▶ Page excerpt:
══════════
The South Australian Labour Minister Gail Gago reintroduced the Surveillance Devices Bill 2014 on June 5, 2014. It would repeal South Australia’s 1972 Listening and Surveillance Devices Act.

The new Bill includes the following provisions:
• It prohibits the installation, use, and maintenance of surveillance devices – both audio and visual – with few exceptions.
• It prohibits the use, communication, or publishing of information or material derived from the use of surveillance devices in contravention of the Act.
• It imposes tough sentences on individuals and corporations found in violation of these provisions, with a maximum penalty of 75,000 AUD for a corporation and 15,000 AUD or three years’ imprisonment for an individual.
• It prohibits an individual or corporation from possessing certain surveillance devices and imposes a maximum penalty of 50,000 AUD for a corporation and 10,000 AUD or two years’ imprisonment for an individual.

There are “public interest” grounds for using surveillance devices, but this exemption is severely restricted by the need for a court order before such a device is used.

The implications for animal advocacy were referred to in the Bill’s reintroduction. In her Second Reading speech, Gail Gago noted that the Bill would receive criticism from animal activists seeking to use undercover surveillance, and would be praised by farmers seeking to prohibit this conduct.

South Australia’s attorney-general John Rau says, however, that the proposed Bill is not an ag-gag law and is more focused on an individual’s right to privacy.

“This conversation is being hijacked into an animal protection point,” he told ABC radio. The Bill, he said, was about protecting people from bugging; from being secretly filmed in their own backyards. It would be for a court to decide if a recording was in the public interest, he added, and publishing a video on the Internet in contravention of the Act would be punishable.

“It is explicitly said in this legislation that if these recordings are handed on to law enforcement authorities for the purposes of prosecution, that it totally protected. So the suggestion that people who are engaged in animal cruelty will not be prosecuted as a result of this is completely wrong.”

The industrial and political lobby

Farmers and the pork industry have been calling for harsher penalties for activists who illegally enter farms, and they have some powerful political allies.

Australia’s Federal Agriculture Minister, Senator Barnaby Joyce, recently announced a co-ordinated national effort to crack down on animal activists gathering and publicising footage collected on factory farms.

Joyce said farmers needed to be protected from camera-wielding “vigilantes”.

Senator Chris Back in West Australia has proposed ag-gag legislation, and the New South Wales Minister for Primary Industries, Katrina Hodgkinson, has labelled certain animal protection activities as akin to terrorism.

The NSW state is proposing new “biosecurity” legislation that includes much heavier penalties for trespass.

In Victoria, the agriculture minister Peter Walsh confirmed that tough new legislation targeting animal activists would be introduced before the next Victorian state election to better “protect” farmers.

Robert Brown, from the Shooters and Fishers Party, recently gave a speech in the New South Wales Legislative Council denouncing the work of animal activists, and referring specifically to their surveillance activities. He called for tougher laws to regulate the use of drones, which are used by activists to monitor agricultural facilities, check on the welfare of cattle in feedlots, and verify the animal welfare claims of “free-range” farms.
══════════
▶ Records provided:
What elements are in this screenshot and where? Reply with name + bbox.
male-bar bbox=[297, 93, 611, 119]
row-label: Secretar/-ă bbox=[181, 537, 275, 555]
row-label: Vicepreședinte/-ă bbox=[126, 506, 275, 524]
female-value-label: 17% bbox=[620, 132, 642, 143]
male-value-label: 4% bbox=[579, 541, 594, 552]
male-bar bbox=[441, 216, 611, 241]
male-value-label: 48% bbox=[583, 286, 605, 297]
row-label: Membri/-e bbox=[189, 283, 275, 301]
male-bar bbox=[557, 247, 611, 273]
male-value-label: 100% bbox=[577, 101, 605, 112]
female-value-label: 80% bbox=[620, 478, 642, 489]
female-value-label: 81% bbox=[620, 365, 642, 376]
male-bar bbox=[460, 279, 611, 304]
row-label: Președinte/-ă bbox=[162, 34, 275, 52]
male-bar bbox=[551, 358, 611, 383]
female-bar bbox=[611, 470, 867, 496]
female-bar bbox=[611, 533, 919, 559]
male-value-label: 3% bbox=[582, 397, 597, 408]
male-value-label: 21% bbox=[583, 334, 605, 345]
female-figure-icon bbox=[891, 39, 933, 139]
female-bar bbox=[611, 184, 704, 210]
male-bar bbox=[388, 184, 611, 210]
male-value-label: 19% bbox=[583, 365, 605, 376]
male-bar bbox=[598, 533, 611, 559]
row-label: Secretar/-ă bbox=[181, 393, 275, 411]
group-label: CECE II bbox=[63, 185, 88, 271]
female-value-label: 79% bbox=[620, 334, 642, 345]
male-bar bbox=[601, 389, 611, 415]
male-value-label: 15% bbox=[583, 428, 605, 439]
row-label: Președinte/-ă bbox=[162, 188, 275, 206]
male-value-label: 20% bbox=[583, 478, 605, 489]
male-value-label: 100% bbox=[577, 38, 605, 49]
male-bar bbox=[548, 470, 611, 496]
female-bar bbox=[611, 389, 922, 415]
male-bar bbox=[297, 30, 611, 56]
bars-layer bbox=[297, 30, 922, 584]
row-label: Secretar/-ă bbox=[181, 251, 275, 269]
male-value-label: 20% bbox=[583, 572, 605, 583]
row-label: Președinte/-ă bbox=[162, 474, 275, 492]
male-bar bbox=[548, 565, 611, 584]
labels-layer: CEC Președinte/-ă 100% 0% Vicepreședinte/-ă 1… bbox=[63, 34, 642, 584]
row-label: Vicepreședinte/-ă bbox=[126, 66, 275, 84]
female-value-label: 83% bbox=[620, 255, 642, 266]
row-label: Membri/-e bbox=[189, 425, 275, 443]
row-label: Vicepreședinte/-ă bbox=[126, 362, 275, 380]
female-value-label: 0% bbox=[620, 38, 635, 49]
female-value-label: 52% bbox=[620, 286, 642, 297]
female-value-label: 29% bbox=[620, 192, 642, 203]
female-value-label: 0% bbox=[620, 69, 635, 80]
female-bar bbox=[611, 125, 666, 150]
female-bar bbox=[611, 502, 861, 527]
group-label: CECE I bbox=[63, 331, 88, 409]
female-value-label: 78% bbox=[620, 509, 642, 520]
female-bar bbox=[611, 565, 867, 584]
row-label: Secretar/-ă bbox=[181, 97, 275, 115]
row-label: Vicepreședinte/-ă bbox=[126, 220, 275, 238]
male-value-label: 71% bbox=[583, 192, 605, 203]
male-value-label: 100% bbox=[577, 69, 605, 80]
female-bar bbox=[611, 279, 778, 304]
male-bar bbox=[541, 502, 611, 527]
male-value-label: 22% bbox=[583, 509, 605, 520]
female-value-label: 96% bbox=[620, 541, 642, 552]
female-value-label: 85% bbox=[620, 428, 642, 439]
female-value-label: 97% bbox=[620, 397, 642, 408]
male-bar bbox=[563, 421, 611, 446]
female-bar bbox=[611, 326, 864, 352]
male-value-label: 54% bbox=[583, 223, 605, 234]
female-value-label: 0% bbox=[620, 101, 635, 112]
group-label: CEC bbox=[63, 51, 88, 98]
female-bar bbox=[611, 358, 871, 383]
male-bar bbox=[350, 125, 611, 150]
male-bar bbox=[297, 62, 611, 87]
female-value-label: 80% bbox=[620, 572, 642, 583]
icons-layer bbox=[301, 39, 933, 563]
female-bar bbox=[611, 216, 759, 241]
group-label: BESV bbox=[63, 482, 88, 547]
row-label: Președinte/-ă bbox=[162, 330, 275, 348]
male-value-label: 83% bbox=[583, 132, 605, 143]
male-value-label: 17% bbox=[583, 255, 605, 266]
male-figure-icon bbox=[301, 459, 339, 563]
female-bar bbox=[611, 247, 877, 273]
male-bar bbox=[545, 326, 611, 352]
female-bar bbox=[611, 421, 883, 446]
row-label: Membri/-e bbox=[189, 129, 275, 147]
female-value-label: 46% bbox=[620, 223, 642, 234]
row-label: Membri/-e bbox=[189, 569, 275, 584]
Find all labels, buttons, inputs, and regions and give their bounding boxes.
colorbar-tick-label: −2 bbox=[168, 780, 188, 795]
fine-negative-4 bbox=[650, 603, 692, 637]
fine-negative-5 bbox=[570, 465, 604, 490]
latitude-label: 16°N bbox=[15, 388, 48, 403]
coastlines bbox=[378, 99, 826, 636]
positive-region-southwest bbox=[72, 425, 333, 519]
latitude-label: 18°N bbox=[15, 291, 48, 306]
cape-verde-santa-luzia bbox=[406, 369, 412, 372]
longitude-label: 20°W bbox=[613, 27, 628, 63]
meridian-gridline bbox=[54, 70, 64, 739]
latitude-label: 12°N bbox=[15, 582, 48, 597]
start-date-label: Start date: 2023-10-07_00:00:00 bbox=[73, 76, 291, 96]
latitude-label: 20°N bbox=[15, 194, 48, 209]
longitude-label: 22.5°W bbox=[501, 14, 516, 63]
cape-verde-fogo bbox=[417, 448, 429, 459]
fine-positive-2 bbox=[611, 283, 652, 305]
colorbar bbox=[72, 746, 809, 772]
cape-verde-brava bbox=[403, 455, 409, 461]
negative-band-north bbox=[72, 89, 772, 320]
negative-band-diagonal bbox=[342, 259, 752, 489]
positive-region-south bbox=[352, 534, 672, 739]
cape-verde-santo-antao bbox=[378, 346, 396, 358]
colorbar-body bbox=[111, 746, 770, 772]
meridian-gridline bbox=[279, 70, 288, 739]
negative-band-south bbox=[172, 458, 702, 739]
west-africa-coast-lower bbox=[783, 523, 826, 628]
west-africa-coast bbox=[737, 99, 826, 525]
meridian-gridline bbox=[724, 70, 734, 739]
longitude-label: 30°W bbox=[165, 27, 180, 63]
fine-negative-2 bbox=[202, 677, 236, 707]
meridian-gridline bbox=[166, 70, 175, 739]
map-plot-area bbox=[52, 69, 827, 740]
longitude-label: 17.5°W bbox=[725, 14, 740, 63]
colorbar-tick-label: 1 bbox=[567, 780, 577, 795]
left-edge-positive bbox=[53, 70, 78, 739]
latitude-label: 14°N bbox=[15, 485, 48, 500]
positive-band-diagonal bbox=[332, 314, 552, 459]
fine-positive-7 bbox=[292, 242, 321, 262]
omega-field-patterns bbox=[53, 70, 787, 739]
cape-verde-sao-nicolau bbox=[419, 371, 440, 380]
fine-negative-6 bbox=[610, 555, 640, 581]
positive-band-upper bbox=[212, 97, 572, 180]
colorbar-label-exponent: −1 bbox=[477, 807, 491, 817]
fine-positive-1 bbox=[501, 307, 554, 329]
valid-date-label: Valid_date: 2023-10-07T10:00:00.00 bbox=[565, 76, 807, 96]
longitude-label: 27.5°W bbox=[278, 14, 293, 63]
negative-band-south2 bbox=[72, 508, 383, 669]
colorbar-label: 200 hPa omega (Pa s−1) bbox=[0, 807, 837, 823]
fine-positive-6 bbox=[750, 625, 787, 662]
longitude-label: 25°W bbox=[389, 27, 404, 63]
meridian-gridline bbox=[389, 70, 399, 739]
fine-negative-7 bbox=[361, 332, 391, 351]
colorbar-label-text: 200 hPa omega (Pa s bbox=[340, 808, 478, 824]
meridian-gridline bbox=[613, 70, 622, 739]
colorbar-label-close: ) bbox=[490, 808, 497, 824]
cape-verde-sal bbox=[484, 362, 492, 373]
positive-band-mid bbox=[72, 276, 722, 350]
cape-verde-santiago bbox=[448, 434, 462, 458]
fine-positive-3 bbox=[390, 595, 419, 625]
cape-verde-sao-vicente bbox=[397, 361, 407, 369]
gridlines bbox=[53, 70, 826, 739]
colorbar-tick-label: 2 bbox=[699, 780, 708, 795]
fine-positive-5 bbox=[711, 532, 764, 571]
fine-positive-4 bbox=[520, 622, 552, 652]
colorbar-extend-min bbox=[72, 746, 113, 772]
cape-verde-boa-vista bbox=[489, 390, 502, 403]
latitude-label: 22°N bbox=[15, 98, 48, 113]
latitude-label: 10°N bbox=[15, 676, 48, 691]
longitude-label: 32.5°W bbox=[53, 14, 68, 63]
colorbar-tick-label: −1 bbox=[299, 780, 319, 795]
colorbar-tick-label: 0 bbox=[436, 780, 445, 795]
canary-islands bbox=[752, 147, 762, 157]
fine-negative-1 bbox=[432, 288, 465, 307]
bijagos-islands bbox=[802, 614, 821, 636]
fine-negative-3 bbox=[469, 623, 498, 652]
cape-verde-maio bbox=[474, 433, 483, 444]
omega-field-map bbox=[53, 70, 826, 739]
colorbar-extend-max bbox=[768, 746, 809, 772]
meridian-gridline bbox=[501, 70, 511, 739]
══════════
▶ Tasks:
[a] In the surveillance bill article, what is the maximum penalty for a corporation that possesses certain surveillance devices?
[b] Transcribe the passage of the surveillance bill article that begins at the words "The industrial and" and stops after "akin to terrorism.".

▶ Responses by task:
[a] 50,000 AUD.

[b]
The industrial and political lobby

Farmers and the pork industry have been calling for harsher penalties for activists who illegally enter farms, and they have some powerful political allies.

Australia’s Federal Agriculture Minister, Senator Barnaby Joyce, recently announced a co-ordinated national effort to crack down on animal activists gathering and publicising footage collected on factory farms.

Joyce said farmers needed to be protected from camera-wielding “vigilantes”.

Senator Chris Back in West Australia has proposed ag-gag legislation, and the New South Wales Minister for Primary Industries, Katrina Hodgkinson, has labelled certain animal protection activities as akin to terrorism.